DIRECTIVE: Count the lines below that contain the word "intrest", and report only that number.

________________________

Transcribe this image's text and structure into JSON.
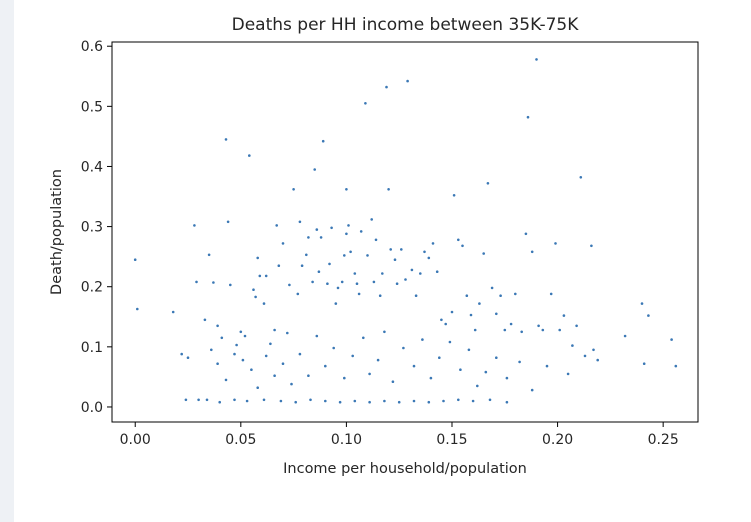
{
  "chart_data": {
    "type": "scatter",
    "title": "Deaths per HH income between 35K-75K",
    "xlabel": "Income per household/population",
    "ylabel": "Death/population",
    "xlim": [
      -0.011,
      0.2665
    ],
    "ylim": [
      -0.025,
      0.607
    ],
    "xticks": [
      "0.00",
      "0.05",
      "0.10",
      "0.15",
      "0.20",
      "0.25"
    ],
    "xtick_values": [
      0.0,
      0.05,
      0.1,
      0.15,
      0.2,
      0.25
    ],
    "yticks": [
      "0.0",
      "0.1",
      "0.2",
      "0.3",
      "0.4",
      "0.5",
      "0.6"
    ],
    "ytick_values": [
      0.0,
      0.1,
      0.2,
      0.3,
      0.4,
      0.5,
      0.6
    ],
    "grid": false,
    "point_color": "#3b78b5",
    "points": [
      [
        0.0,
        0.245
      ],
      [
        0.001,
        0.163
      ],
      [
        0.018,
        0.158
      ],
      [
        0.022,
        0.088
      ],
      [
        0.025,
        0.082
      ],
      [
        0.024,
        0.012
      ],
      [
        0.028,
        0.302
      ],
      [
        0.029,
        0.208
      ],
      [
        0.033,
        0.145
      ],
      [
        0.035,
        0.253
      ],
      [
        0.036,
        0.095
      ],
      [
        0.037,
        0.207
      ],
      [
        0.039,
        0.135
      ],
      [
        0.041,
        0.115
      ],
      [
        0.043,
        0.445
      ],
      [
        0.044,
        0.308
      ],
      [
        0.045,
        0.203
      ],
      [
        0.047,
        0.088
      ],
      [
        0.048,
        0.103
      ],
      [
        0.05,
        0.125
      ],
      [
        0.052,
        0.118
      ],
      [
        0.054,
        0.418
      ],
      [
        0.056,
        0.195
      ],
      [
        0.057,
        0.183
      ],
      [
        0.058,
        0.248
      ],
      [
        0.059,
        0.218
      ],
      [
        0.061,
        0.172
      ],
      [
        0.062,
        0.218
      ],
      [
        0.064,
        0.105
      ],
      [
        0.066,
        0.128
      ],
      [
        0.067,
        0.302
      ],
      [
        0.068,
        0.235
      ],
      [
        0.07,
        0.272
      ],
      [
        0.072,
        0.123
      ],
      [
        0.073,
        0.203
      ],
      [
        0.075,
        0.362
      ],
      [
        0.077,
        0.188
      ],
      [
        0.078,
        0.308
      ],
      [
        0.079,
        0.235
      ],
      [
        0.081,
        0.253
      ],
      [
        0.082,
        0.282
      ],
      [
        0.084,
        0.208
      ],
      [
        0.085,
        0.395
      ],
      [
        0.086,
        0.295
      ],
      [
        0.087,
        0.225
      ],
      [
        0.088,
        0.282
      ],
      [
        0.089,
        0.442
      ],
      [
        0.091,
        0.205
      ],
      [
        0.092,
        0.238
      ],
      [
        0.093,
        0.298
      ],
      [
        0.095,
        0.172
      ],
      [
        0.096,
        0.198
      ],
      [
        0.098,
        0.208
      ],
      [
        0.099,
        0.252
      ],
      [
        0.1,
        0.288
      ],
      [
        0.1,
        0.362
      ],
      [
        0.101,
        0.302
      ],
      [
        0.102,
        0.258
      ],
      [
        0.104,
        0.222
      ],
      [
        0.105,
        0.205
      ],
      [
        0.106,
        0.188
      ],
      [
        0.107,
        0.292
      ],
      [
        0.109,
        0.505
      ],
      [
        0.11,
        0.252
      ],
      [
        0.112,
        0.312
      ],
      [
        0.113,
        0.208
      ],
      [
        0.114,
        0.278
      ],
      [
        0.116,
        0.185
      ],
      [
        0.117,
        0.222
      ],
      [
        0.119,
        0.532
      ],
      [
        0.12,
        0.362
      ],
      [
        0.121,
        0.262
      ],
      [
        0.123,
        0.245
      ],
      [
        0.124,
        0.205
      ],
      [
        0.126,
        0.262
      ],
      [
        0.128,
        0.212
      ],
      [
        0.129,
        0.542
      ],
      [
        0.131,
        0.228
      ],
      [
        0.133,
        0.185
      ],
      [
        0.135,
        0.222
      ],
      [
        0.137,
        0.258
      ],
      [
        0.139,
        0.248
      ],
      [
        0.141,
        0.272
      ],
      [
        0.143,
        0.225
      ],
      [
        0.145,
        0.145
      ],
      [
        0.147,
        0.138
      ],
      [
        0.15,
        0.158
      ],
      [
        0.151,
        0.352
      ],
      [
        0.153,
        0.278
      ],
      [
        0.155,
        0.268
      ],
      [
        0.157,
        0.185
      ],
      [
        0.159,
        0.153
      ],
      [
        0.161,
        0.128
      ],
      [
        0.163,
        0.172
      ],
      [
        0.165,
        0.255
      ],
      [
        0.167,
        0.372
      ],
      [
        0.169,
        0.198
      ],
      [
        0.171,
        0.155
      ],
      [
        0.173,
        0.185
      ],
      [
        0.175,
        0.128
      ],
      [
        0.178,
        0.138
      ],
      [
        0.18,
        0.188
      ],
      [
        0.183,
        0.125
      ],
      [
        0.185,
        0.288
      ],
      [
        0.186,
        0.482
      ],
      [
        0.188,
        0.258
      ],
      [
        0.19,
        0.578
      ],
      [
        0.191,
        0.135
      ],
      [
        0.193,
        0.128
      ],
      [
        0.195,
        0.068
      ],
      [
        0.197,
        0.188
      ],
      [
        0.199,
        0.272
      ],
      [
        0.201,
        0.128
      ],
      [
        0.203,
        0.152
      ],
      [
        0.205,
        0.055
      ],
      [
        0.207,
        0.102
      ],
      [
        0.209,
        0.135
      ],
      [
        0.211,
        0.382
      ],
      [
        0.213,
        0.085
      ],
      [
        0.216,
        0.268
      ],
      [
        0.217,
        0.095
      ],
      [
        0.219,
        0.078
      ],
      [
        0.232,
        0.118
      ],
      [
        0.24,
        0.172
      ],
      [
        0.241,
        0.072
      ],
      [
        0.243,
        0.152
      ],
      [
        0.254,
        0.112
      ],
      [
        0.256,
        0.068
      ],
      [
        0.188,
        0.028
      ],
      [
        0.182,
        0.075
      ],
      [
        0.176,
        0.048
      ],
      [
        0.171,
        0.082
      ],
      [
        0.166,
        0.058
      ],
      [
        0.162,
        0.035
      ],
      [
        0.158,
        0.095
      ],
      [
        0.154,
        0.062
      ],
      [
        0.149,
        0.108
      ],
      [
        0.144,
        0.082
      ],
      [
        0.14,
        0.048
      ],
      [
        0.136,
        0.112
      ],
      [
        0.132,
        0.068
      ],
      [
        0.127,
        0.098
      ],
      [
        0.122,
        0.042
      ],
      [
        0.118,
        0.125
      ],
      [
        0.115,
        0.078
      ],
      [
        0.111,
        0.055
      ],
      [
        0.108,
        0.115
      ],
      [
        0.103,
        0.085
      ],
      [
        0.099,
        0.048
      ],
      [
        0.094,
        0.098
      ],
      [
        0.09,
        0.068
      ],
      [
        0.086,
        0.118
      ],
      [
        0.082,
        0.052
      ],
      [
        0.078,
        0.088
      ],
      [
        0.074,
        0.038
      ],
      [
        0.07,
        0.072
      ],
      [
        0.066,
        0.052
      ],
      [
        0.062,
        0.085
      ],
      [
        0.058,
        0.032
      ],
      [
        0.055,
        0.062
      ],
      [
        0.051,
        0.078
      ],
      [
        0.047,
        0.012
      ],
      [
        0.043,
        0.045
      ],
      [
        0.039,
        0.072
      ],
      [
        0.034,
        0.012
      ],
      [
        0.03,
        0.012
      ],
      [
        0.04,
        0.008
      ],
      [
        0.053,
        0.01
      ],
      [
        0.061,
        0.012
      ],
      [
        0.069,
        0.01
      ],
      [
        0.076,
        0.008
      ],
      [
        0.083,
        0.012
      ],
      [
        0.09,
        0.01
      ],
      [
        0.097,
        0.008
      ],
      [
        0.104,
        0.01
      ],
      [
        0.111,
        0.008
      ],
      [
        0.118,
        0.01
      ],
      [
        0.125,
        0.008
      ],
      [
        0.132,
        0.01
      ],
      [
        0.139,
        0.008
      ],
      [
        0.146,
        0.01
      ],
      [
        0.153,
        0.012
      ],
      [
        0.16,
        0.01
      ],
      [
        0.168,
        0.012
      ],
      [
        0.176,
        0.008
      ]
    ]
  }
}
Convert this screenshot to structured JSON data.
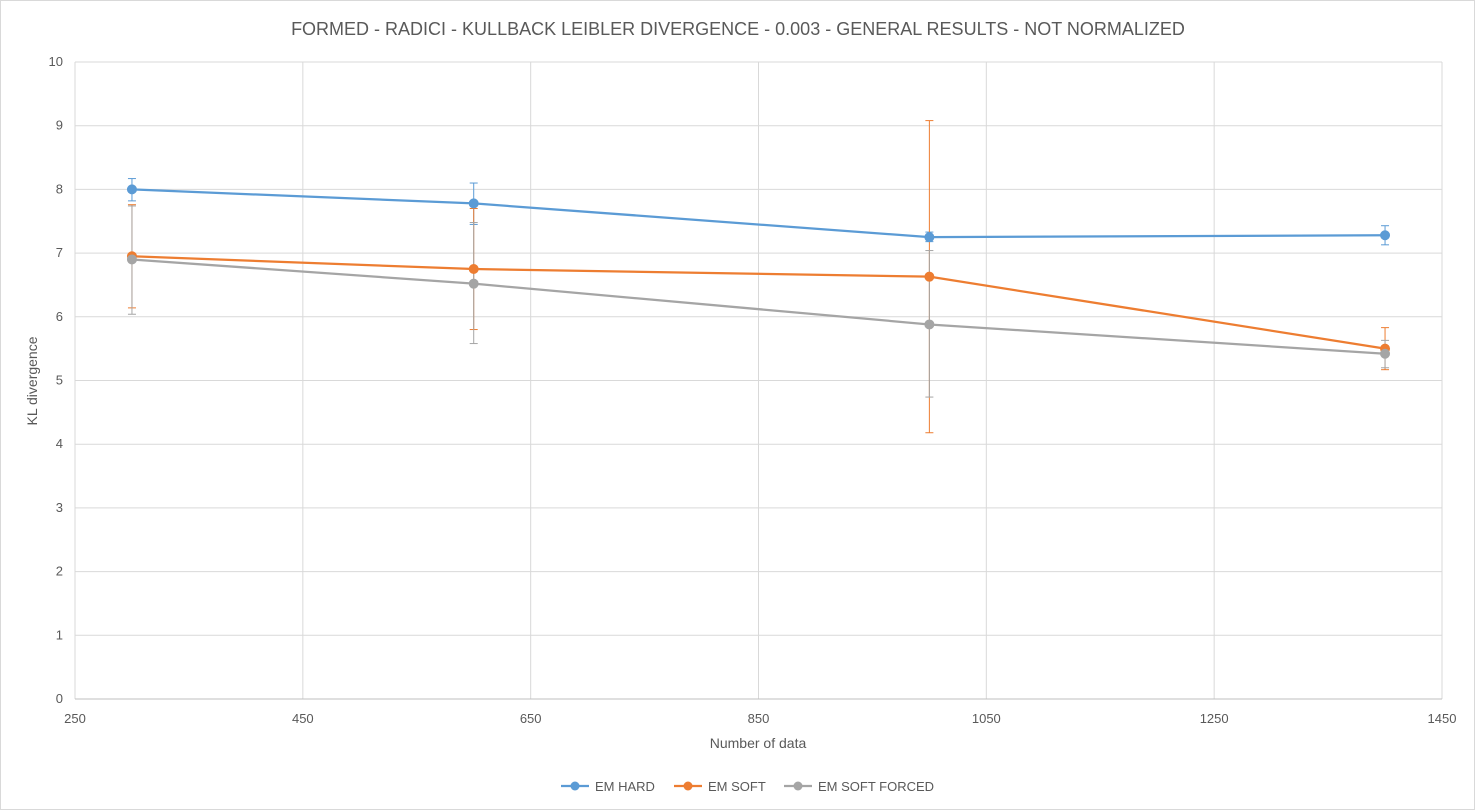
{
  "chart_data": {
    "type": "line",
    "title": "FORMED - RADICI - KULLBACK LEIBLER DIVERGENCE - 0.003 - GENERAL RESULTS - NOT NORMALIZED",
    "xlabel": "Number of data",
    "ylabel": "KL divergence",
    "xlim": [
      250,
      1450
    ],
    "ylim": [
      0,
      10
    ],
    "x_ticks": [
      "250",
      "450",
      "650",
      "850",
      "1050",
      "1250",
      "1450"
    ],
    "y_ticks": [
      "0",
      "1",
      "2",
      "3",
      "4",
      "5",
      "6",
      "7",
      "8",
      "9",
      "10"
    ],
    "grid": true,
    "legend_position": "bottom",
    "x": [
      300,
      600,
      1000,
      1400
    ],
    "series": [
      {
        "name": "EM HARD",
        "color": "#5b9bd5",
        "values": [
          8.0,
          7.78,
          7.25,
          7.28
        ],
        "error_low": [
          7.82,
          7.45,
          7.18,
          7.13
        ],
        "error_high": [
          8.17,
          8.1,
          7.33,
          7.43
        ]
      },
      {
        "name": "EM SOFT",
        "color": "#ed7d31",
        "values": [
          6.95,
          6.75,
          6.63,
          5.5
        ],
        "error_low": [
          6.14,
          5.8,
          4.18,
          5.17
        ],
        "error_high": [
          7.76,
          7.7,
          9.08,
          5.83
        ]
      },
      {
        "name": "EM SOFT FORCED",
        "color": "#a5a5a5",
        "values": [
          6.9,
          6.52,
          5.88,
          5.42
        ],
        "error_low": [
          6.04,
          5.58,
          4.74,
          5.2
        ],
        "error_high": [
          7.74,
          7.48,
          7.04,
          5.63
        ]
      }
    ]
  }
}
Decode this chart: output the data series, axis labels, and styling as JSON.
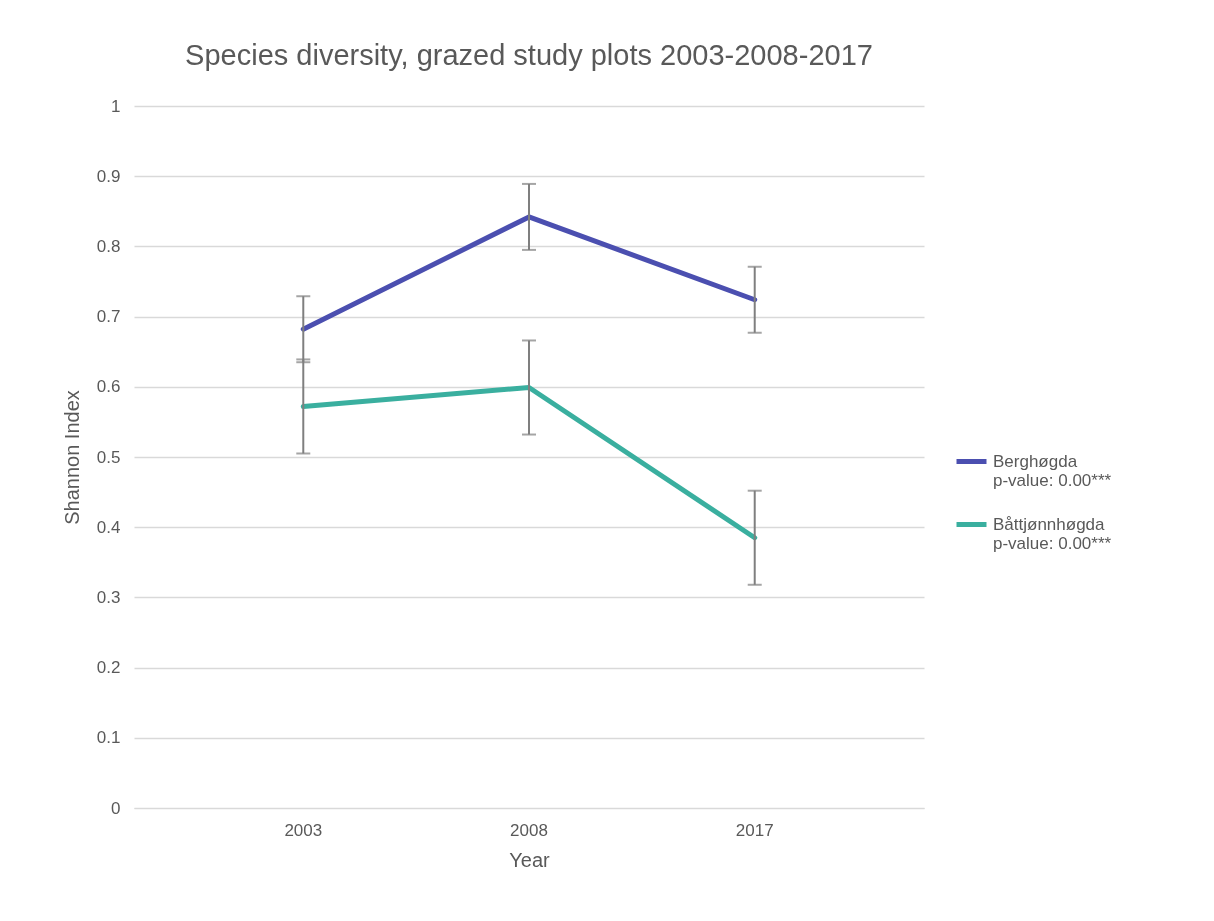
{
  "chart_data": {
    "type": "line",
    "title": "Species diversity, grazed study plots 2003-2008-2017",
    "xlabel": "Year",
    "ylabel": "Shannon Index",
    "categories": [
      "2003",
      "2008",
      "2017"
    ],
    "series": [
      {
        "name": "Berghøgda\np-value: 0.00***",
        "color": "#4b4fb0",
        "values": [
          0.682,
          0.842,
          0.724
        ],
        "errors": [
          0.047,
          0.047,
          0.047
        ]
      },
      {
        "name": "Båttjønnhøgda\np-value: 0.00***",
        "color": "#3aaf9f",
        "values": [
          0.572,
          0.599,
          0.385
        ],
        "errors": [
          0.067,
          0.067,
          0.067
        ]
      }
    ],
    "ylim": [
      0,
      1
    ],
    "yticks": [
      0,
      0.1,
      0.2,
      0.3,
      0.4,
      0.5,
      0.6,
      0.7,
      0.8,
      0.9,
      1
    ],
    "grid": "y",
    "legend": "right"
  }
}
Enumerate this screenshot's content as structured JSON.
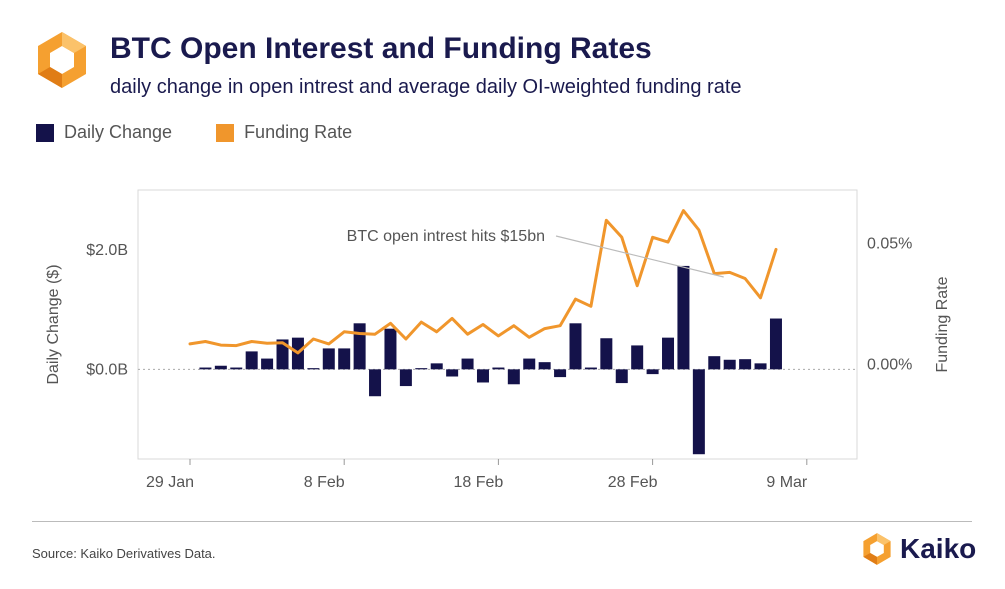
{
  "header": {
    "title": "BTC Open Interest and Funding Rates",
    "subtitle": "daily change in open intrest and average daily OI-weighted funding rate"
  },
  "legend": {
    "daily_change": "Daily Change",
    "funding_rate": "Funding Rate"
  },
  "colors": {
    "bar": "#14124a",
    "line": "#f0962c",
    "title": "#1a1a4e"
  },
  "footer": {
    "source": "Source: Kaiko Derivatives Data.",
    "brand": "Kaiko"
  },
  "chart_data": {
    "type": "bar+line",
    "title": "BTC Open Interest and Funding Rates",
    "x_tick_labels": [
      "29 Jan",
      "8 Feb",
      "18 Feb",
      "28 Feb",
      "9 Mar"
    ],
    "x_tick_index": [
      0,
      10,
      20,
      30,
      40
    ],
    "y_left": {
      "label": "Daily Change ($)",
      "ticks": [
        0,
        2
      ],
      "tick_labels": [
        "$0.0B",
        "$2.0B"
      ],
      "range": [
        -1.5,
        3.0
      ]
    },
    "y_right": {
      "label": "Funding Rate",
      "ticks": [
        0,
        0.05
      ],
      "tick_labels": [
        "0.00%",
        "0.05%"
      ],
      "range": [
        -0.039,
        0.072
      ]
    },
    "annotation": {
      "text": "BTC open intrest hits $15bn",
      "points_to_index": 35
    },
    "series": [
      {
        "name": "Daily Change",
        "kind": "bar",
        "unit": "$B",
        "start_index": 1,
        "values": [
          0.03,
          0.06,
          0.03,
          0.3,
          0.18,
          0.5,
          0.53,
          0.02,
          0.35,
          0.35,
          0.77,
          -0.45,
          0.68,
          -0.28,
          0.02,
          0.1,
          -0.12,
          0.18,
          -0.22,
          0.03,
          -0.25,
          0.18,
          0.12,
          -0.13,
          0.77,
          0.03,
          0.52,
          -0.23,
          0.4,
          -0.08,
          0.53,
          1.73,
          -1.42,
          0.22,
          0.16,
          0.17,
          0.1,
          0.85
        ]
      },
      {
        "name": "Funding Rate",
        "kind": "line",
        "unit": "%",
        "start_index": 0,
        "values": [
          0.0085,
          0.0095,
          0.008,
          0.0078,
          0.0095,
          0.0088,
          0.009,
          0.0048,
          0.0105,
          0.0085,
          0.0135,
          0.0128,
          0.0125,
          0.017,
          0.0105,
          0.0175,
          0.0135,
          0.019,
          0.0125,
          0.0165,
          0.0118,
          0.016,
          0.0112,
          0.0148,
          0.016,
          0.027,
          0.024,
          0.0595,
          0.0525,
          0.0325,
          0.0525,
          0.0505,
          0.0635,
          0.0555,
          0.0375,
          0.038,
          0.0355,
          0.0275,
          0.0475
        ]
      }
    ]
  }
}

________________________

COMPLETE ANSWER: 2